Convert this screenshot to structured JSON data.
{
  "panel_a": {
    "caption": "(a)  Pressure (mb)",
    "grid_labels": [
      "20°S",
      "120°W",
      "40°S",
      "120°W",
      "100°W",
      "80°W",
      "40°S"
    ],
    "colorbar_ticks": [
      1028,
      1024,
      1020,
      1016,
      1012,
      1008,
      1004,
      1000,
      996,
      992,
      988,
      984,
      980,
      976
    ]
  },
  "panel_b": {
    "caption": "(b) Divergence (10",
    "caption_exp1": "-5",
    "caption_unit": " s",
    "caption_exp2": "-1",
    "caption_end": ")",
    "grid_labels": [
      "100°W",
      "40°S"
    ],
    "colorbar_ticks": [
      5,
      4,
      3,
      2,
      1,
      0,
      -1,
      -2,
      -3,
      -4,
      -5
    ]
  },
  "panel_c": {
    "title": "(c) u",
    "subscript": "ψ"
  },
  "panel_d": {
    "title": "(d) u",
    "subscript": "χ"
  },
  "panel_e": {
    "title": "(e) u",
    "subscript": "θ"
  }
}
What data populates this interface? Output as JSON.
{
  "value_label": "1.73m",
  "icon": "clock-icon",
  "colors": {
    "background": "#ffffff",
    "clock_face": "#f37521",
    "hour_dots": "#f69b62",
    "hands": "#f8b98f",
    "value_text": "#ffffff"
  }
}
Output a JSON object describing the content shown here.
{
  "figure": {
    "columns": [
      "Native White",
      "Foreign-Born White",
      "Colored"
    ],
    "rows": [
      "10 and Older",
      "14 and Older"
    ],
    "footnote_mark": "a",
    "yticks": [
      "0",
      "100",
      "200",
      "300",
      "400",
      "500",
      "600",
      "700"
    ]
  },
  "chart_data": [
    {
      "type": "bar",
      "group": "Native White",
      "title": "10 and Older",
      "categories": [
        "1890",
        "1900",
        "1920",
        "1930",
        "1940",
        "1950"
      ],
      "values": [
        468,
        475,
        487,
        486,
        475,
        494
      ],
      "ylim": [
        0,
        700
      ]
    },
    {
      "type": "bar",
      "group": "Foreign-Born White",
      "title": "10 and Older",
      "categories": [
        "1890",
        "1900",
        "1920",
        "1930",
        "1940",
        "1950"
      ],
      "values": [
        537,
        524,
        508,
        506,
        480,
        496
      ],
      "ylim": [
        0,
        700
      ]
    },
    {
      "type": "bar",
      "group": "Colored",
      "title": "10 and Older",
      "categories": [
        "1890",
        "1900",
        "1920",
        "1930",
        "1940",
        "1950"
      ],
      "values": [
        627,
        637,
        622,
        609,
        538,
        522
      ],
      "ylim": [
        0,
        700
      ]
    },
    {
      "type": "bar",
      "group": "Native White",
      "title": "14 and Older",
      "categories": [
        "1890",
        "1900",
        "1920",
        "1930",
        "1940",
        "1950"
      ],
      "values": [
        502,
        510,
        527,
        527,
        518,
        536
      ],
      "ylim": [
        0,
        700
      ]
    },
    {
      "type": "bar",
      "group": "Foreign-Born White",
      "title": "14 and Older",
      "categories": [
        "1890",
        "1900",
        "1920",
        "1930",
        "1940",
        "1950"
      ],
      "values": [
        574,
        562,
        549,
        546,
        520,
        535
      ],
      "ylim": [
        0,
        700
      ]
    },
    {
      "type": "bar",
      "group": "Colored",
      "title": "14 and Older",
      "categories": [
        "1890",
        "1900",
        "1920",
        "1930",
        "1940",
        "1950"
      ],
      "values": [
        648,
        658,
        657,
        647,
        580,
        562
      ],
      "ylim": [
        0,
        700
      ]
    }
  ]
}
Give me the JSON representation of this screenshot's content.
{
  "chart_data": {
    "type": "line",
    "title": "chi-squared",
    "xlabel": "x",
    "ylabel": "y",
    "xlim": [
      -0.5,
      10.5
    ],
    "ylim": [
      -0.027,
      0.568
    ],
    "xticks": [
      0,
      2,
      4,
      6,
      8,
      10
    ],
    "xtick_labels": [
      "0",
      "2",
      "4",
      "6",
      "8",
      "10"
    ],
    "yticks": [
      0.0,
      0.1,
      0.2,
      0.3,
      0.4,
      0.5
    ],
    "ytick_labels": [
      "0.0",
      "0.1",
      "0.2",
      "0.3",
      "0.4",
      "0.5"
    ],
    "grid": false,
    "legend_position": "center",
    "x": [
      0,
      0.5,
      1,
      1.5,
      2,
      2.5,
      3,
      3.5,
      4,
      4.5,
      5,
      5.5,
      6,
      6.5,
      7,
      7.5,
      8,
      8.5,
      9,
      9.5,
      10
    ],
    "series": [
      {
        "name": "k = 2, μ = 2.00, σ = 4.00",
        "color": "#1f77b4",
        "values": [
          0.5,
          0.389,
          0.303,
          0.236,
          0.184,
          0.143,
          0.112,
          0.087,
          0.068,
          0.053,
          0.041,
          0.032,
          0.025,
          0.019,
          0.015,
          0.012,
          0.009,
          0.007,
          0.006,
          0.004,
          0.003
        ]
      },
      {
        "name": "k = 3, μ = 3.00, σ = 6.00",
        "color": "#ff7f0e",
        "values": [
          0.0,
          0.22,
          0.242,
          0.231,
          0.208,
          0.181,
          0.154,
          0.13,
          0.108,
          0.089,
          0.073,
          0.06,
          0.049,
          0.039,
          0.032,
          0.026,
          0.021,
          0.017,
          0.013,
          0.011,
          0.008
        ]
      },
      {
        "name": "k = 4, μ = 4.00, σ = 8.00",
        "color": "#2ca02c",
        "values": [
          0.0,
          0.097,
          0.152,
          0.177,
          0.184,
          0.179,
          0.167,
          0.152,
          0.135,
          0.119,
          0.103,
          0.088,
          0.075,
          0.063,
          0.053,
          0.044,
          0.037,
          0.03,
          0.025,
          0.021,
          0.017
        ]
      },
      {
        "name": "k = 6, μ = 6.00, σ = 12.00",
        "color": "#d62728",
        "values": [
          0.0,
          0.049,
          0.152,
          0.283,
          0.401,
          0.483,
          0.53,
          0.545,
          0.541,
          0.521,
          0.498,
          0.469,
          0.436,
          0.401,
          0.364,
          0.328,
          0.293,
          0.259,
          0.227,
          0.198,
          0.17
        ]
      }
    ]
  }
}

• TASK PROMPT: Please quote the data above in full, with no line missing.

• ANSWER BELOW:
Convert this screenshot to structured JSON data.
{
  "panel_a": {
    "caption": "(a)  Pressure (mb)",
    "grid_labels": [
      "20°S",
      "120°W",
      "40°S",
      "120°W",
      "100°W",
      "80°W",
      "40°S"
    ],
    "colorbar_ticks": [
      1028,
      1024,
      1020,
      1016,
      1012,
      1008,
      1004,
      1000,
      996,
      992,
      988,
      984,
      980,
      976
    ]
  },
  "panel_b": {
    "caption": "(b) Divergence (10",
    "caption_exp1": "-5",
    "caption_unit": " s",
    "caption_exp2": "-1",
    "caption_end": ")",
    "grid_labels": [
      "100°W",
      "40°S"
    ],
    "colorbar_ticks": [
      5,
      4,
      3,
      2,
      1,
      0,
      -1,
      -2,
      -3,
      -4,
      -5
    ]
  },
  "panel_c": {
    "title": "(c) u",
    "subscript": "ψ"
  },
  "panel_d": {
    "title": "(d) u",
    "subscript": "χ"
  },
  "panel_e": {
    "title": "(e) u",
    "subscript": "θ"
  }
}
What data populates this interface? Output as JSON.
{
  "value_label": "1.73m",
  "icon": "clock-icon",
  "colors": {
    "background": "#ffffff",
    "clock_face": "#f37521",
    "hour_dots": "#f69b62",
    "hands": "#f8b98f",
    "value_text": "#ffffff"
  }
}
Output a JSON object describing the content shown here.
{
  "figure": {
    "columns": [
      "Native White",
      "Foreign-Born White",
      "Colored"
    ],
    "rows": [
      "10 and Older",
      "14 and Older"
    ],
    "footnote_mark": "a",
    "yticks": [
      "0",
      "100",
      "200",
      "300",
      "400",
      "500",
      "600",
      "700"
    ]
  },
  "chart_data": [
    {
      "type": "bar",
      "group": "Native White",
      "title": "10 and Older",
      "categories": [
        "1890",
        "1900",
        "1920",
        "1930",
        "1940",
        "1950"
      ],
      "values": [
        468,
        475,
        487,
        486,
        475,
        494
      ],
      "ylim": [
        0,
        700
      ]
    },
    {
      "type": "bar",
      "group": "Foreign-Born White",
      "title": "10 and Older",
      "categories": [
        "1890",
        "1900",
        "1920",
        "1930",
        "1940",
        "1950"
      ],
      "values": [
        537,
        524,
        508,
        506,
        480,
        496
      ],
      "ylim": [
        0,
        700
      ]
    },
    {
      "type": "bar",
      "group": "Colored",
      "title": "10 and Older",
      "categories": [
        "1890",
        "1900",
        "1920",
        "1930",
        "1940",
        "1950"
      ],
      "values": [
        627,
        637,
        622,
        609,
        538,
        522
      ],
      "ylim": [
        0,
        700
      ]
    },
    {
      "type": "bar",
      "group": "Native White",
      "title": "14 and Older",
      "categories": [
        "1890",
        "1900",
        "1920",
        "1930",
        "1940",
        "1950"
      ],
      "values": [
        502,
        510,
        527,
        527,
        518,
        536
      ],
      "ylim": [
        0,
        700
      ]
    },
    {
      "type": "bar",
      "group": "Foreign-Born White",
      "title": "14 and Older",
      "categories": [
        "1890",
        "1900",
        "1920",
        "1930",
        "1940",
        "1950"
      ],
      "values": [
        574,
        562,
        549,
        546,
        520,
        535
      ],
      "ylim": [
        0,
        700
      ]
    },
    {
      "type": "bar",
      "group": "Colored",
      "title": "14 and Older",
      "categories": [
        "1890",
        "1900",
        "1920",
        "1930",
        "1940",
        "1950"
      ],
      "values": [
        648,
        658,
        657,
        647,
        580,
        562
      ],
      "ylim": [
        0,
        700
      ]
    }
  ]
}
Give me the JSON representation of this screenshot's content.
{
  "chart_data": {
    "type": "line",
    "title": "chi-squared",
    "xlabel": "x",
    "ylabel": "y",
    "xlim": [
      -0.5,
      10.5
    ],
    "ylim": [
      -0.027,
      0.568
    ],
    "xticks": [
      0,
      2,
      4,
      6,
      8,
      10
    ],
    "xtick_labels": [
      "0",
      "2",
      "4",
      "6",
      "8",
      "10"
    ],
    "yticks": [
      0.0,
      0.1,
      0.2,
      0.3,
      0.4,
      0.5
    ],
    "ytick_labels": [
      "0.0",
      "0.1",
      "0.2",
      "0.3",
      "0.4",
      "0.5"
    ],
    "grid": false,
    "legend_position": "center",
    "x": [
      0,
      0.5,
      1,
      1.5,
      2,
      2.5,
      3,
      3.5,
      4,
      4.5,
      5,
      5.5,
      6,
      6.5,
      7,
      7.5,
      8,
      8.5,
      9,
      9.5,
      10
    ],
    "series": [
      {
        "name": "k = 2, μ = 2.00, σ = 4.00",
        "color": "#1f77b4",
        "values": [
          0.5,
          0.389,
          0.303,
          0.236,
          0.184,
          0.143,
          0.112,
          0.087,
          0.068,
          0.053,
          0.041,
          0.032,
          0.025,
          0.019,
          0.015,
          0.012,
          0.009,
          0.007,
          0.006,
          0.004,
          0.003
        ]
      },
      {
        "name": "k = 3, μ = 3.00, σ = 6.00",
        "color": "#ff7f0e",
        "values": [
          0.0,
          0.22,
          0.242,
          0.231,
          0.208,
          0.181,
          0.154,
          0.13,
          0.108,
          0.089,
          0.073,
          0.06,
          0.049,
          0.039,
          0.032,
          0.026,
          0.021,
          0.017,
          0.013,
          0.011,
          0.008
        ]
      },
      {
        "name": "k = 4, μ = 4.00, σ = 8.00",
        "color": "#2ca02c",
        "values": [
          0.0,
          0.097,
          0.152,
          0.177,
          0.184,
          0.179,
          0.167,
          0.152,
          0.135,
          0.119,
          0.103,
          0.088,
          0.075,
          0.063,
          0.053,
          0.044,
          0.037,
          0.03,
          0.025,
          0.021,
          0.017
        ]
      },
      {
        "name": "k = 6, μ = 6.00, σ = 12.00",
        "color": "#d62728",
        "values": [
          0.0,
          0.049,
          0.152,
          0.283,
          0.401,
          0.483,
          0.53,
          0.545,
          0.541,
          0.521,
          0.498,
          0.469,
          0.436,
          0.401,
          0.364,
          0.328,
          0.293,
          0.259,
          0.227,
          0.198,
          0.17
        ]
      }
    ]
  }
}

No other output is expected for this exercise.